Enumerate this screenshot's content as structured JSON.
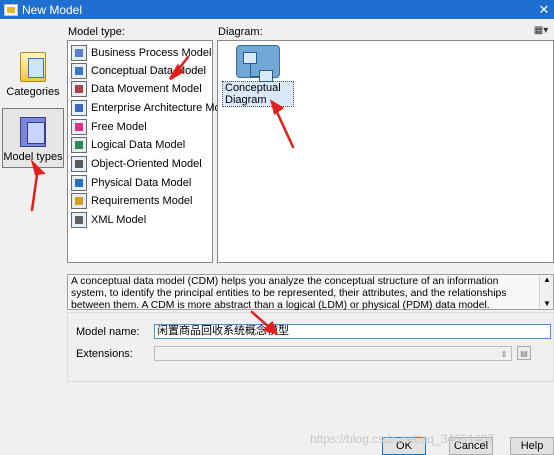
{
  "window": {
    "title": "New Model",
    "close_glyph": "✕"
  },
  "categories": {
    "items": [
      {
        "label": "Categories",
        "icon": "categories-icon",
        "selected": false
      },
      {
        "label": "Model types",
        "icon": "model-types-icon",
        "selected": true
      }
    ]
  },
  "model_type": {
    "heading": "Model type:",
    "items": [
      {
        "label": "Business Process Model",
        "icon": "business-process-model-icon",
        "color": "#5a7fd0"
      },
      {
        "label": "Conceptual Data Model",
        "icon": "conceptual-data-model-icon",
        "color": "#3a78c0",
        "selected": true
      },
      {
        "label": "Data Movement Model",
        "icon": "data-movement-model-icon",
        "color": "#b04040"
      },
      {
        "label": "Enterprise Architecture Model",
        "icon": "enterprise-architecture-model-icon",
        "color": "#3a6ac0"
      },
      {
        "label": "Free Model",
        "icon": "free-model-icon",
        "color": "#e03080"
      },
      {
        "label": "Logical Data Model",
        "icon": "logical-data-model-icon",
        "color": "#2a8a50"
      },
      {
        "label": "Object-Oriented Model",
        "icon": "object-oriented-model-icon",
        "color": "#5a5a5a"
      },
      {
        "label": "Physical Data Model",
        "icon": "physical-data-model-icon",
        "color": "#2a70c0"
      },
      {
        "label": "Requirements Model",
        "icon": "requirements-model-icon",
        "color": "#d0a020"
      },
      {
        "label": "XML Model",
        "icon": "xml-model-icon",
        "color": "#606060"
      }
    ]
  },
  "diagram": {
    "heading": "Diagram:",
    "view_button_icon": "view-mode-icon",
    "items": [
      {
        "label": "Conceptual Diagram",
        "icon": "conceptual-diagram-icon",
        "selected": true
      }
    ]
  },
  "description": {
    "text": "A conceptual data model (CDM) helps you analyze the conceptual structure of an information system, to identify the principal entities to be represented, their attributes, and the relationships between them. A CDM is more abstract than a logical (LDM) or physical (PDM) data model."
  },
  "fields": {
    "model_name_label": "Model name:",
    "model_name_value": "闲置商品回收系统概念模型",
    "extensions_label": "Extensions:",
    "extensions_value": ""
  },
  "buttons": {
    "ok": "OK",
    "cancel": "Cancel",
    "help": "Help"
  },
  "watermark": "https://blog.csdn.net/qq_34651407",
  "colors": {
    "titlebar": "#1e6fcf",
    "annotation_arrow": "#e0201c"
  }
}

○ ○ ○ ○ ○

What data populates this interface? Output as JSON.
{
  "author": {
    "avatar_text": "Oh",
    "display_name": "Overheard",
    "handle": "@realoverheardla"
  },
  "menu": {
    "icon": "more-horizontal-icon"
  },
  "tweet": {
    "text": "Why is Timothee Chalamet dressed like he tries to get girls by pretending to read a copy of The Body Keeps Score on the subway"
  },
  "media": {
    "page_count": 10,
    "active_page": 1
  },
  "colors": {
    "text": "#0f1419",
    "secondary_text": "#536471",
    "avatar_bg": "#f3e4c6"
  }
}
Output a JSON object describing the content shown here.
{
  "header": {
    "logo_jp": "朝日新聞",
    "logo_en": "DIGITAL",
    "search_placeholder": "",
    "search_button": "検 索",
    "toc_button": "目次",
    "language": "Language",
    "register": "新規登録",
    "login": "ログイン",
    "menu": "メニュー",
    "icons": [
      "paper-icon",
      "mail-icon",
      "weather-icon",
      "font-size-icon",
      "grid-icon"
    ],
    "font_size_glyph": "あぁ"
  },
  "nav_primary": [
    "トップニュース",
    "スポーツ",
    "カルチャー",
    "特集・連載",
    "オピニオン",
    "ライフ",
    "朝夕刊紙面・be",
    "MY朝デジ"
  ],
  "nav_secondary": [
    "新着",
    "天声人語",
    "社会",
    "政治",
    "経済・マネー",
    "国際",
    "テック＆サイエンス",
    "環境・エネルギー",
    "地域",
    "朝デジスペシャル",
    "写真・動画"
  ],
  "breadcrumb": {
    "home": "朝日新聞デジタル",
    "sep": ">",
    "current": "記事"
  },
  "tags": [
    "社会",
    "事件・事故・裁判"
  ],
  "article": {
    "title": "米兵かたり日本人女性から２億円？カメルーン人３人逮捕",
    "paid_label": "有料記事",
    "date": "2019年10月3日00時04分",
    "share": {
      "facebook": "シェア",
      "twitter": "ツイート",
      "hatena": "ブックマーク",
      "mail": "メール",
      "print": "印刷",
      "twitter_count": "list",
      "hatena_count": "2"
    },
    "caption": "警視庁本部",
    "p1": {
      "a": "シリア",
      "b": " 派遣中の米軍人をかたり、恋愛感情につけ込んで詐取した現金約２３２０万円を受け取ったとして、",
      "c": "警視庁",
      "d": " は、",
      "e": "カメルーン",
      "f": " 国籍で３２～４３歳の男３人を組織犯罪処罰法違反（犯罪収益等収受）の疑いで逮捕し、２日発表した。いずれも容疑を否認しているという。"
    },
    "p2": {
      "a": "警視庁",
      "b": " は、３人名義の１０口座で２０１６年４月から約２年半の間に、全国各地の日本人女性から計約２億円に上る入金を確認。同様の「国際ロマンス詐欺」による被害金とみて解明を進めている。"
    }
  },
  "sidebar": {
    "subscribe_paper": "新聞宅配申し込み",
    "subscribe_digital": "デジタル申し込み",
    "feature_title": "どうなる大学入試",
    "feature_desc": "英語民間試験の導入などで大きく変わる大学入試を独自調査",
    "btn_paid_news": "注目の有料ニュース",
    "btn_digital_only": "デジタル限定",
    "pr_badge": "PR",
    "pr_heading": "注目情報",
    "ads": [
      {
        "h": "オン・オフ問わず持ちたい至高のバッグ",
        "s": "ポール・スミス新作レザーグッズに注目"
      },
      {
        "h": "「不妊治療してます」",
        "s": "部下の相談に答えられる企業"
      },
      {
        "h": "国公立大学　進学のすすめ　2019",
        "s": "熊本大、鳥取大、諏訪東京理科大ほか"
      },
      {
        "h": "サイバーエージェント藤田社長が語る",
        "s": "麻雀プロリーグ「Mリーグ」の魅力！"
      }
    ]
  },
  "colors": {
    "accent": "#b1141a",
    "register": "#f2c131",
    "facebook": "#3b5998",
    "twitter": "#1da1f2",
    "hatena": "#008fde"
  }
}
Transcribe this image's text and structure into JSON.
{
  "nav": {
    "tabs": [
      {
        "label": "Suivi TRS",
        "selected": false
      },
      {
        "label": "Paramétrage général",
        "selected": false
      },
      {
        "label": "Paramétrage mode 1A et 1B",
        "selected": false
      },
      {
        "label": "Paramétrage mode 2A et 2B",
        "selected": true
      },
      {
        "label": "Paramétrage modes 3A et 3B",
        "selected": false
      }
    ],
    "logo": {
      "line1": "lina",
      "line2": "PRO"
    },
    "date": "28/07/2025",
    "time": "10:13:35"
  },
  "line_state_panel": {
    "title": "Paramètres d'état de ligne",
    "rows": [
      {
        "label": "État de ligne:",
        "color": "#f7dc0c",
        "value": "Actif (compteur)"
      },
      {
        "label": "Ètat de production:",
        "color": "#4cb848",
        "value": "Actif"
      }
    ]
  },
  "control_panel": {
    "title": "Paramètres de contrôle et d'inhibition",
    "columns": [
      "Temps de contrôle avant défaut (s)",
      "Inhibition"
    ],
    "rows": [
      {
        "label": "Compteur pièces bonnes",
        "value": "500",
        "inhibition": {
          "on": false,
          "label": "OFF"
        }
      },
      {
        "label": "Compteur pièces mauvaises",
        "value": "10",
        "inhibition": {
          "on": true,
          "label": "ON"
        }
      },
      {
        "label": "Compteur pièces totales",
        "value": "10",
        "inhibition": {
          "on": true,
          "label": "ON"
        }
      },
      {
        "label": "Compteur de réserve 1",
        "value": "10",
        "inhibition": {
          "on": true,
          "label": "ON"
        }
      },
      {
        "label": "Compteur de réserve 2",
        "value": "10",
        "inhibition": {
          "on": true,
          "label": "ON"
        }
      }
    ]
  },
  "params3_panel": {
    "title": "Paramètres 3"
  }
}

○ ○ ○ ○ ○

Objective: Pull out each line of the entries that contains "réserve".

Reply to the exercise:
        "label": "Compteur de réserve 1",
        "label": "Compteur de réserve 2",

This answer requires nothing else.